__WORK TO DO__
Copy the lines below as they are; omit the images they contain.

* START RECORD EXTRACTS *

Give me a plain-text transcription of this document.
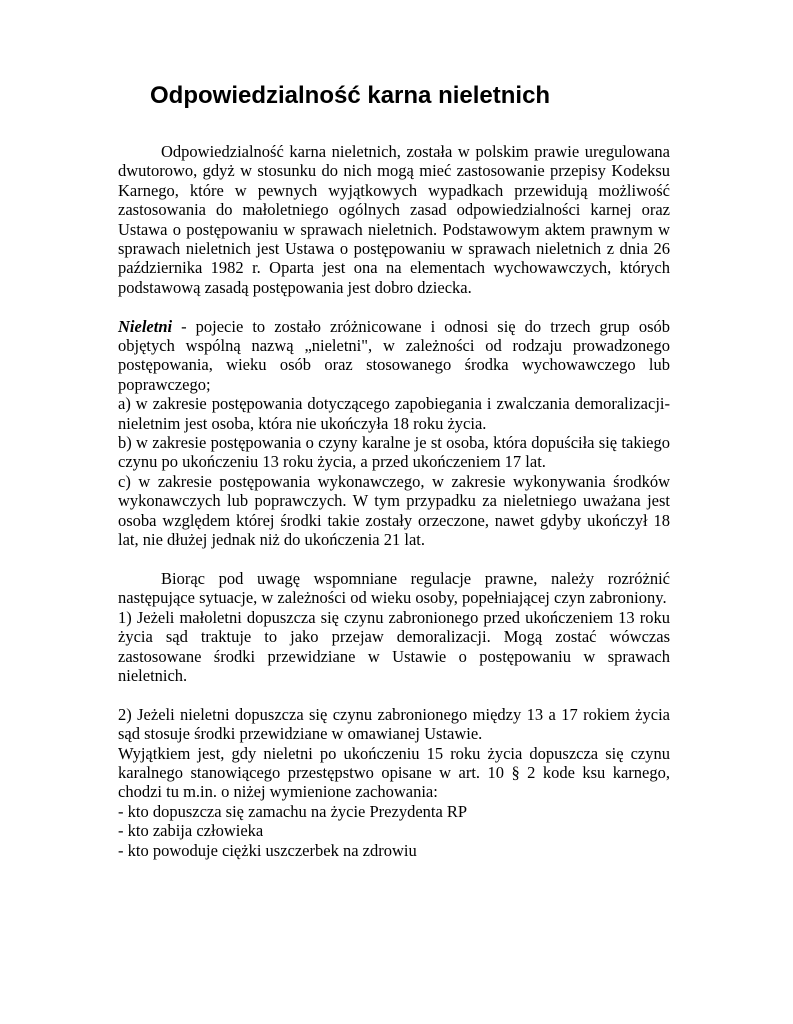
Odpowiedzialność karna nieletnich

Odpowiedzialność karna nieletnich, została w polskim prawie uregulowana dwutorowo, gdyż w stosunku do nich mogą mieć zastosowanie przepisy Kodeksu Karnego, które w pewnych wyjątkowych wypadkach przewidują możliwość zastosowania do małoletniego ogólnych zasad odpowiedzialności karnej oraz Ustawa o postępowaniu w sprawach nieletnich. Podstawowym aktem prawnym w sprawach nieletnich jest Ustawa o postępowaniu w sprawach nieletnich z dnia 26 października 1982 r. Oparta jest ona na elementach wychowawczych, których podstawową zasadą postępowania jest dobro dziecka.

Nieletni - pojecie to zostało zróżnicowane i odnosi się do trzech grup osób objętych wspólną nazwą „nieletni", w zależności od rodzaju prowadzonego postępowania, wieku osób oraz stosowanego środka wychowawczego lub poprawczego;

a) w zakresie postępowania dotyczącego zapobiegania i zwalczania demoralizacji- nieletnim jest osoba, która nie ukończyła 18 roku życia.

b) w zakresie postępowania o czyny karalne je st osoba, która dopuściła się takiego czynu po ukończeniu 13 roku życia, a przed ukończeniem 17 lat.

c) w zakresie postępowania wykonawczego, w zakresie wykonywania środków wykonawczych lub poprawczych. W tym przypadku za nieletniego uważana jest osoba względem której środki takie zostały orzeczone, nawet gdyby ukończył 18 lat, nie dłużej jednak niż do ukończenia 21 lat.

Biorąc pod uwagę wspomniane regulacje prawne, należy rozróżnić następujące sytuacje, w zależności od wieku osoby, popełniającej czyn zabroniony.

1) Jeżeli małoletni dopuszcza się czynu zabronionego przed ukończeniem 13 roku życia sąd traktuje to jako przejaw demoralizacji. Mogą zostać wówczas zastosowane środki przewidziane w Ustawie o postępowaniu w sprawach nieletnich.

2) Jeżeli nieletni dopuszcza się czynu zabronionego między 13 a 17 rokiem życia sąd stosuje środki przewidziane w omawianej Ustawie.

Wyjątkiem jest, gdy nieletni po ukończeniu 15 roku życia dopuszcza się czynu karalnego stanowiącego przestępstwo opisane w art. 10 § 2 kode ksu karnego, chodzi tu m.in. o niżej wymienione zachowania:

- kto dopuszcza się zamachu na życie Prezydenta RP

- kto zabija człowieka

- kto powoduje ciężki uszczerbek na zdrowiu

* END RECORD EXTRACTS *

__THE RESULT__
Give me a plain-text transcription of this document.
Odpowiedzialność karna nieletnich

Odpowiedzialność karna nieletnich, została w polskim prawie uregulowana dwutorowo, gdyż w stosunku do nich mogą mieć zastosowanie przepisy Kodeksu Karnego, które w pewnych wyjątkowych wypadkach przewidują możliwość zastosowania do małoletniego ogólnych zasad odpowiedzialności karnej oraz Ustawa o postępowaniu w sprawach nieletnich. Podstawowym aktem prawnym w sprawach nieletnich jest Ustawa o postępowaniu w sprawach nieletnich z dnia 26 października 1982 r. Oparta jest ona na elementach wychowawczych, których podstawową zasadą postępowania jest dobro dziecka.

Nieletni - pojecie to zostało zróżnicowane i odnosi się do trzech grup osób objętych wspólną nazwą „nieletni", w zależności od rodzaju prowadzonego postępowania, wieku osób oraz stosowanego środka wychowawczego lub poprawczego;

a) w zakresie postępowania dotyczącego zapobiegania i zwalczania demoralizacji- nieletnim jest osoba, która nie ukończyła 18 roku życia.

b) w zakresie postępowania o czyny karalne je st osoba, która dopuściła się takiego czynu po ukończeniu 13 roku życia, a przed ukończeniem 17 lat.

c) w zakresie postępowania wykonawczego, w zakresie wykonywania środków wykonawczych lub poprawczych. W tym przypadku za nieletniego uważana jest osoba względem której środki takie zostały orzeczone, nawet gdyby ukończył 18 lat, nie dłużej jednak niż do ukończenia 21 lat.

Biorąc pod uwagę wspomniane regulacje prawne, należy rozróżnić następujące sytuacje, w zależności od wieku osoby, popełniającej czyn zabroniony.

1) Jeżeli małoletni dopuszcza się czynu zabronionego przed ukończeniem 13 roku życia sąd traktuje to jako przejaw demoralizacji. Mogą zostać wówczas zastosowane środki przewidziane w Ustawie o postępowaniu w sprawach nieletnich.

2) Jeżeli nieletni dopuszcza się czynu zabronionego między 13 a 17 rokiem życia sąd stosuje środki przewidziane w omawianej Ustawie.

Wyjątkiem jest, gdy nieletni po ukończeniu 15 roku życia dopuszcza się czynu karalnego stanowiącego przestępstwo opisane w art. 10 § 2 kode ksu karnego, chodzi tu m.in. o niżej wymienione zachowania:

- kto dopuszcza się zamachu na życie Prezydenta RP

- kto zabija człowieka

- kto powoduje ciężki uszczerbek na zdrowiu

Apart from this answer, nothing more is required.